WRITTEN EXERCISE:
Write the data out again exactly, dropping any images it holds.

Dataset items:
— START —
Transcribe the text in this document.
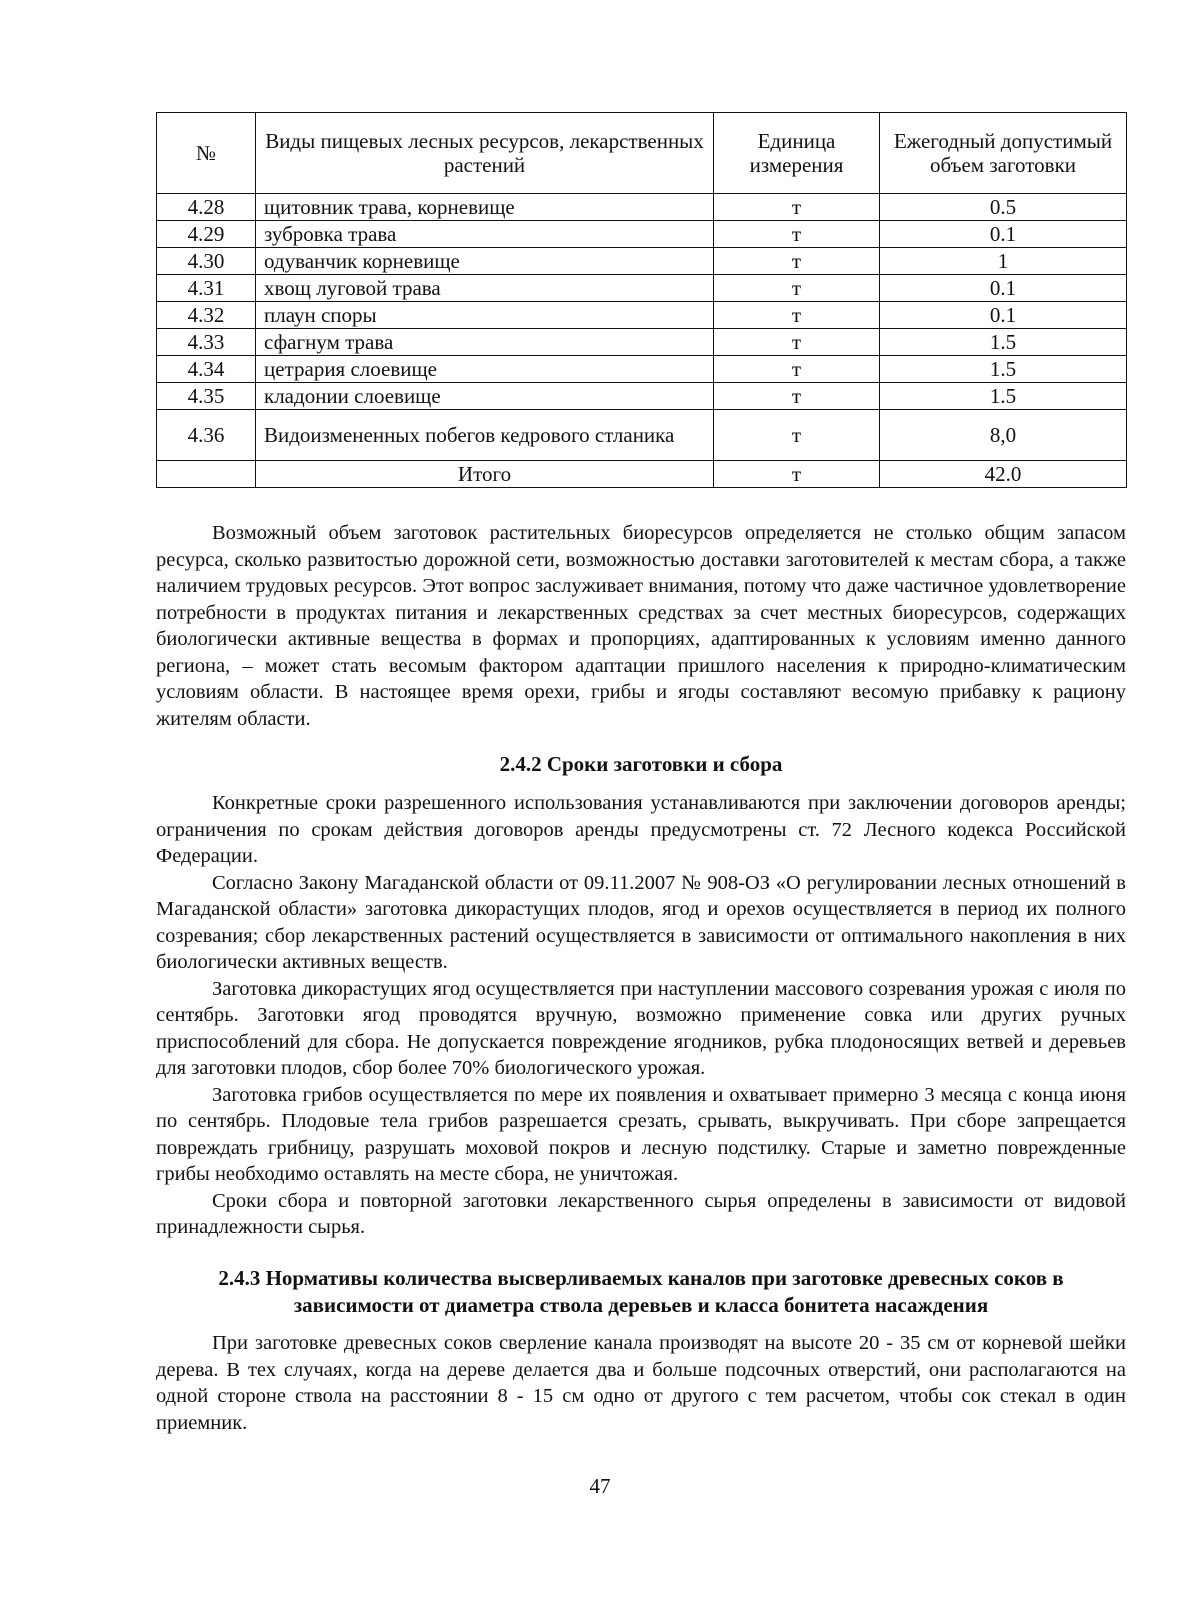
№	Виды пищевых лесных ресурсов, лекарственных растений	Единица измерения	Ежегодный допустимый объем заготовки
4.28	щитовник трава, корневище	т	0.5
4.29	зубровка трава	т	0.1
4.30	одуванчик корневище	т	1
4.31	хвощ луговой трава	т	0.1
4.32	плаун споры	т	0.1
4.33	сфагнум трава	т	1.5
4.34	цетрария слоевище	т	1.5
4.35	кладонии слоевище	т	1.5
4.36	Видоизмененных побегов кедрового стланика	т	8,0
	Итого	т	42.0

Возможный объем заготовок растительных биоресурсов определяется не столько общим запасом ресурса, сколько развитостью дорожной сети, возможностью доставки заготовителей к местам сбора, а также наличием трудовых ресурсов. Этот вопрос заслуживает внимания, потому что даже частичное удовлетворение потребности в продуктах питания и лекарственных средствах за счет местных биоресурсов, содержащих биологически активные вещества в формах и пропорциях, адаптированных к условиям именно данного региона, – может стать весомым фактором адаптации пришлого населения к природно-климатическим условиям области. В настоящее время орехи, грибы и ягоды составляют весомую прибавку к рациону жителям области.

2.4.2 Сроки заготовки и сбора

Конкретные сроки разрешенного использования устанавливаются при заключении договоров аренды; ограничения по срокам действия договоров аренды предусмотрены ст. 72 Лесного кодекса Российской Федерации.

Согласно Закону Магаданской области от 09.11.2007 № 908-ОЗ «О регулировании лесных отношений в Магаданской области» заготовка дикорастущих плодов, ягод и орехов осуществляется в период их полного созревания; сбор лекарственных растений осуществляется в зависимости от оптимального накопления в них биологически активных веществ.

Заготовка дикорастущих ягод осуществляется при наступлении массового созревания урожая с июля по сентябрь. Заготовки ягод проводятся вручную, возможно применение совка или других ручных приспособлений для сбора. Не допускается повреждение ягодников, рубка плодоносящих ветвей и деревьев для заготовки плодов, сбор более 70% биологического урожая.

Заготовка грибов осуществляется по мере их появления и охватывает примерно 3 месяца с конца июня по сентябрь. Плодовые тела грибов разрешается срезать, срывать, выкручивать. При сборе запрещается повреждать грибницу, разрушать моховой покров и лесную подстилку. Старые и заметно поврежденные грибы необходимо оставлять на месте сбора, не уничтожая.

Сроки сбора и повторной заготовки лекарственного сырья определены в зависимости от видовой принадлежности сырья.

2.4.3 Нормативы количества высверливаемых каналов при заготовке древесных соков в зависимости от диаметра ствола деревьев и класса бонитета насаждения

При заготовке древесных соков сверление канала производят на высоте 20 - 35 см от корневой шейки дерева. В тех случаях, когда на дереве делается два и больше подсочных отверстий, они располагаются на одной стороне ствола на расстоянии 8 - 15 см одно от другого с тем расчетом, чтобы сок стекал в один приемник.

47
— END —
COMPLETE OUTPUT:
Transcribe the text in this document.
№	Виды пищевых лесных ресурсов, лекарственных растений	Единица измерения	Ежегодный допустимый объем заготовки
4.28	щитовник трава, корневище	т	0.5
4.29	зубровка трава	т	0.1
4.30	одуванчик корневище	т	1
4.31	хвощ луговой трава	т	0.1
4.32	плаун споры	т	0.1
4.33	сфагнум трава	т	1.5
4.34	цетрария слоевище	т	1.5
4.35	кладонии слоевище	т	1.5
4.36	Видоизмененных побегов кедрового стланика	т	8,0
	Итого	т	42.0

Возможный объем заготовок растительных биоресурсов определяется не столько общим запасом ресурса, сколько развитостью дорожной сети, возможностью доставки заготовителей к местам сбора, а также наличием трудовых ресурсов. Этот вопрос заслуживает внимания, потому что даже частичное удовлетворение потребности в продуктах питания и лекарственных средствах за счет местных биоресурсов, содержащих биологически активные вещества в формах и пропорциях, адаптированных к условиям именно данного региона, – может стать весомым фактором адаптации пришлого населения к природно-климатическим условиям области. В настоящее время орехи, грибы и ягоды составляют весомую прибавку к рациону жителям области.

2.4.2 Сроки заготовки и сбора

Конкретные сроки разрешенного использования устанавливаются при заключении договоров аренды; ограничения по срокам действия договоров аренды предусмотрены ст. 72 Лесного кодекса Российской Федерации.

Согласно Закону Магаданской области от 09.11.2007 № 908-ОЗ «О регулировании лесных отношений в Магаданской области» заготовка дикорастущих плодов, ягод и орехов осуществляется в период их полного созревания; сбор лекарственных растений осуществляется в зависимости от оптимального накопления в них биологически активных веществ.

Заготовка дикорастущих ягод осуществляется при наступлении массового созревания урожая с июля по сентябрь. Заготовки ягод проводятся вручную, возможно применение совка или других ручных приспособлений для сбора. Не допускается повреждение ягодников, рубка плодоносящих ветвей и деревьев для заготовки плодов, сбор более 70% биологического урожая.

Заготовка грибов осуществляется по мере их появления и охватывает примерно 3 месяца с конца июня по сентябрь. Плодовые тела грибов разрешается срезать, срывать, выкручивать. При сборе запрещается повреждать грибницу, разрушать моховой покров и лесную подстилку. Старые и заметно поврежденные грибы необходимо оставлять на месте сбора, не уничтожая.

Сроки сбора и повторной заготовки лекарственного сырья определены в зависимости от видовой принадлежности сырья.

2.4.3 Нормативы количества высверливаемых каналов при заготовке древесных соков в зависимости от диаметра ствола деревьев и класса бонитета насаждения

При заготовке древесных соков сверление канала производят на высоте 20 - 35 см от корневой шейки дерева. В тех случаях, когда на дереве делается два и больше подсочных отверстий, они располагаются на одной стороне ствола на расстоянии 8 - 15 см одно от другого с тем расчетом, чтобы сок стекал в один приемник.

47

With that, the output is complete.